REQUIREMENTS —
Leave the pictures out, and retype all of the material exactly as written.

DATA LISTING —
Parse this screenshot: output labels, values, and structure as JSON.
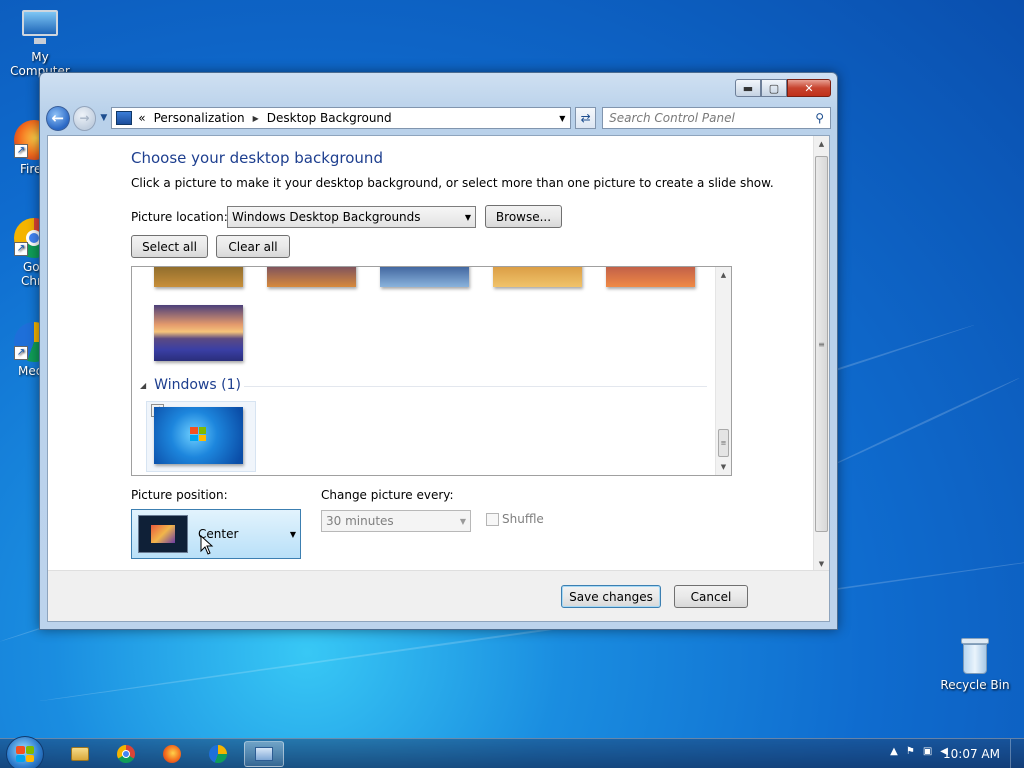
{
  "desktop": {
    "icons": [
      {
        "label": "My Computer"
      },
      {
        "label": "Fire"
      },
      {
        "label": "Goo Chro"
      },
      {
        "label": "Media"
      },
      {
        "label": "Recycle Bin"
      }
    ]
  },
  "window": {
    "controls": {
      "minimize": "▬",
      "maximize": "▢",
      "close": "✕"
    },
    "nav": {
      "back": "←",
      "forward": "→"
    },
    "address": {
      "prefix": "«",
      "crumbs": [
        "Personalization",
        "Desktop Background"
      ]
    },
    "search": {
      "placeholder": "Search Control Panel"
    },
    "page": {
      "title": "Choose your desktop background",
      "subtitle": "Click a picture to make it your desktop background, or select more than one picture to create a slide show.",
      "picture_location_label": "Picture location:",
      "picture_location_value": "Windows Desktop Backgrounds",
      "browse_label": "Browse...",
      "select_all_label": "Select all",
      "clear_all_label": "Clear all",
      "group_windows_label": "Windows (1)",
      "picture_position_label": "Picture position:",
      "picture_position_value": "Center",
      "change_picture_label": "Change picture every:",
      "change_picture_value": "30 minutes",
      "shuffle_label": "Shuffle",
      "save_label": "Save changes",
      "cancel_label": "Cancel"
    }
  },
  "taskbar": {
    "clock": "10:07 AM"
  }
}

SOLUTION —
Parse this screenshot: output labels, values, and structure as JSON.
{
  "desktop": {
    "icons": [
      {
        "label": "My Computer"
      },
      {
        "label": "Fire"
      },
      {
        "label": "Goo Chro"
      },
      {
        "label": "Media"
      },
      {
        "label": "Recycle Bin"
      }
    ]
  },
  "window": {
    "controls": {
      "minimize": "▬",
      "maximize": "▢",
      "close": "✕"
    },
    "nav": {
      "back": "←",
      "forward": "→"
    },
    "address": {
      "prefix": "«",
      "crumbs": [
        "Personalization",
        "Desktop Background"
      ]
    },
    "search": {
      "placeholder": "Search Control Panel"
    },
    "page": {
      "title": "Choose your desktop background",
      "subtitle": "Click a picture to make it your desktop background, or select more than one picture to create a slide show.",
      "picture_location_label": "Picture location:",
      "picture_location_value": "Windows Desktop Backgrounds",
      "browse_label": "Browse...",
      "select_all_label": "Select all",
      "clear_all_label": "Clear all",
      "group_windows_label": "Windows (1)",
      "picture_position_label": "Picture position:",
      "picture_position_value": "Center",
      "change_picture_label": "Change picture every:",
      "change_picture_value": "30 minutes",
      "shuffle_label": "Shuffle",
      "save_label": "Save changes",
      "cancel_label": "Cancel"
    }
  },
  "taskbar": {
    "clock": "10:07 AM"
  }
}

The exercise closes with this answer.